Task to complete: Write the material out again in full, word for word. Do not include the pictures.

Provided data:
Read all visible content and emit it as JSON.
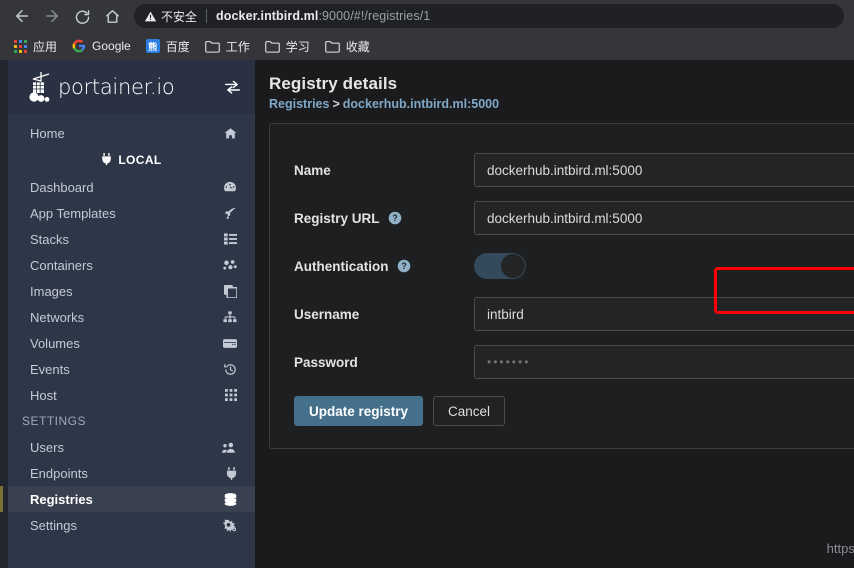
{
  "browser": {
    "nav": {
      "back_icon": "back-arrow-icon",
      "forward_icon": "forward-arrow-icon",
      "reload_icon": "reload-icon",
      "home_icon": "home-icon"
    },
    "omnibox": {
      "security_label": "不安全",
      "security_icon": "warning-triangle-icon",
      "url_host": "docker.intbird.ml",
      "url_rest": ":9000/#!/registries/1",
      "full_url": "docker.intbird.ml:9000/#!/registries/1"
    },
    "bookmarks": [
      {
        "label": "应用",
        "icon": "apps-grid-icon"
      },
      {
        "label": "Google",
        "icon": "google-icon"
      },
      {
        "label": "百度",
        "icon": "baidu-icon"
      },
      {
        "label": "工作",
        "icon": "folder-icon"
      },
      {
        "label": "学习",
        "icon": "folder-icon"
      },
      {
        "label": "收藏",
        "icon": "folder-icon"
      }
    ]
  },
  "sidebar": {
    "brand": "portainer.io",
    "brand_icon": "portainer-logo-icon",
    "swap_icon": "swap-arrows-icon",
    "home": {
      "label": "Home",
      "icon": "house-icon"
    },
    "endpoint": {
      "label": "LOCAL",
      "icon": "plug-icon"
    },
    "items": [
      {
        "label": "Dashboard",
        "icon": "gauge-icon",
        "active": false
      },
      {
        "label": "App Templates",
        "icon": "rocket-icon",
        "active": false
      },
      {
        "label": "Stacks",
        "icon": "list-icon",
        "active": false
      },
      {
        "label": "Containers",
        "icon": "containers-icon",
        "active": false
      },
      {
        "label": "Images",
        "icon": "images-icon",
        "active": false
      },
      {
        "label": "Networks",
        "icon": "network-icon",
        "active": false
      },
      {
        "label": "Volumes",
        "icon": "hdd-icon",
        "active": false
      },
      {
        "label": "Events",
        "icon": "history-icon",
        "active": false
      },
      {
        "label": "Host",
        "icon": "grid-icon",
        "active": false
      }
    ],
    "settings_header": "SETTINGS",
    "settings_items": [
      {
        "label": "Users",
        "icon": "users-icon",
        "active": false
      },
      {
        "label": "Endpoints",
        "icon": "plug-icon",
        "active": false
      },
      {
        "label": "Registries",
        "icon": "database-icon",
        "active": true
      },
      {
        "label": "Settings",
        "icon": "gears-icon",
        "active": false
      }
    ],
    "accent_color": "#7c7239"
  },
  "main": {
    "title": "Registry details",
    "breadcrumb": {
      "root": "Registries",
      "separator": ">",
      "current": "dockerhub.intbird.ml:5000"
    },
    "form": {
      "name": {
        "label": "Name",
        "value": "dockerhub.intbird.ml:5000",
        "placeholder": ""
      },
      "registry_url": {
        "label": "Registry URL",
        "help_icon": "help-circle-icon",
        "value": "dockerhub.intbird.ml:5000",
        "placeholder": "",
        "highlighted": true
      },
      "authentication": {
        "label": "Authentication",
        "help_icon": "help-circle-icon",
        "toggle_state": "off"
      },
      "username": {
        "label": "Username",
        "value": "intbird",
        "placeholder": ""
      },
      "password": {
        "label": "Password",
        "value": "•••••••",
        "placeholder": ""
      }
    },
    "buttons": {
      "submit": "Update registry",
      "cancel": "Cancel"
    },
    "highlight_color": "#fb0007"
  },
  "watermark": "https://blog.csdn.net/intbird"
}
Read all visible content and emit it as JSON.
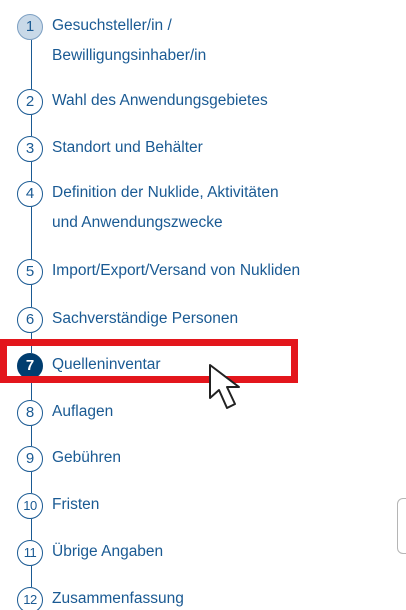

Expected answer:
Read all visible content and emit it as JSON.
{
  "browser": {
    "nav": {
      "back_icon": "back-arrow-icon",
      "forward_icon": "forward-arrow-icon",
      "reload_icon": "reload-icon",
      "home_icon": "home-icon"
    },
    "omnibox": {
      "security_label": "不安全",
      "security_icon": "warning-triangle-icon",
      "url_host": "docker.intbird.ml",
      "url_rest": ":9000/#!/registries/1",
      "full_url": "docker.intbird.ml:9000/#!/registries/1"
    },
    "bookmarks": [
      {
        "label": "应用",
        "icon": "apps-grid-icon"
      },
      {
        "label": "Google",
        "icon": "google-icon"
      },
      {
        "label": "百度",
        "icon": "baidu-icon"
      },
      {
        "label": "工作",
        "icon": "folder-icon"
      },
      {
        "label": "学习",
        "icon": "folder-icon"
      },
      {
        "label": "收藏",
        "icon": "folder-icon"
      }
    ]
  },
  "sidebar": {
    "brand": "portainer.io",
    "brand_icon": "portainer-logo-icon",
    "swap_icon": "swap-arrows-icon",
    "home": {
      "label": "Home",
      "icon": "house-icon"
    },
    "endpoint": {
      "label": "LOCAL",
      "icon": "plug-icon"
    },
    "items": [
      {
        "label": "Dashboard",
        "icon": "gauge-icon",
        "active": false
      },
      {
        "label": "App Templates",
        "icon": "rocket-icon",
        "active": false
      },
      {
        "label": "Stacks",
        "icon": "list-icon",
        "active": false
      },
      {
        "label": "Containers",
        "icon": "containers-icon",
        "active": false
      },
      {
        "label": "Images",
        "icon": "images-icon",
        "active": false
      },
      {
        "label": "Networks",
        "icon": "network-icon",
        "active": false
      },
      {
        "label": "Volumes",
        "icon": "hdd-icon",
        "active": false
      },
      {
        "label": "Events",
        "icon": "history-icon",
        "active": false
      },
      {
        "label": "Host",
        "icon": "grid-icon",
        "active": false
      }
    ],
    "settings_header": "SETTINGS",
    "settings_items": [
      {
        "label": "Users",
        "icon": "users-icon",
        "active": false
      },
      {
        "label": "Endpoints",
        "icon": "plug-icon",
        "active": false
      },
      {
        "label": "Registries",
        "icon": "database-icon",
        "active": true
      },
      {
        "label": "Settings",
        "icon": "gears-icon",
        "active": false
      }
    ],
    "accent_color": "#7c7239"
  },
  "main": {
    "title": "Registry details",
    "breadcrumb": {
      "root": "Registries",
      "separator": ">",
      "current": "dockerhub.intbird.ml:5000"
    },
    "form": {
      "name": {
        "label": "Name",
        "value": "dockerhub.intbird.ml:5000",
        "placeholder": ""
      },
      "registry_url": {
        "label": "Registry URL",
        "help_icon": "help-circle-icon",
        "value": "dockerhub.intbird.ml:5000",
        "placeholder": "",
        "highlighted": true
      },
      "authentication": {
        "label": "Authentication",
        "help_icon": "help-circle-icon",
        "toggle_state": "off"
      },
      "username": {
        "label": "Username",
        "value": "intbird",
        "placeholder": ""
      },
      "password": {
        "label": "Password",
        "value": "•••••••",
        "placeholder": ""
      }
    },
    "buttons": {
      "submit": "Update registry",
      "cancel": "Cancel"
    },
    "highlight_color": "#fb0007"
  },
  "watermark": "https://blog.csdn.net/intbird"
}
Read all visible content and emit it as JSON.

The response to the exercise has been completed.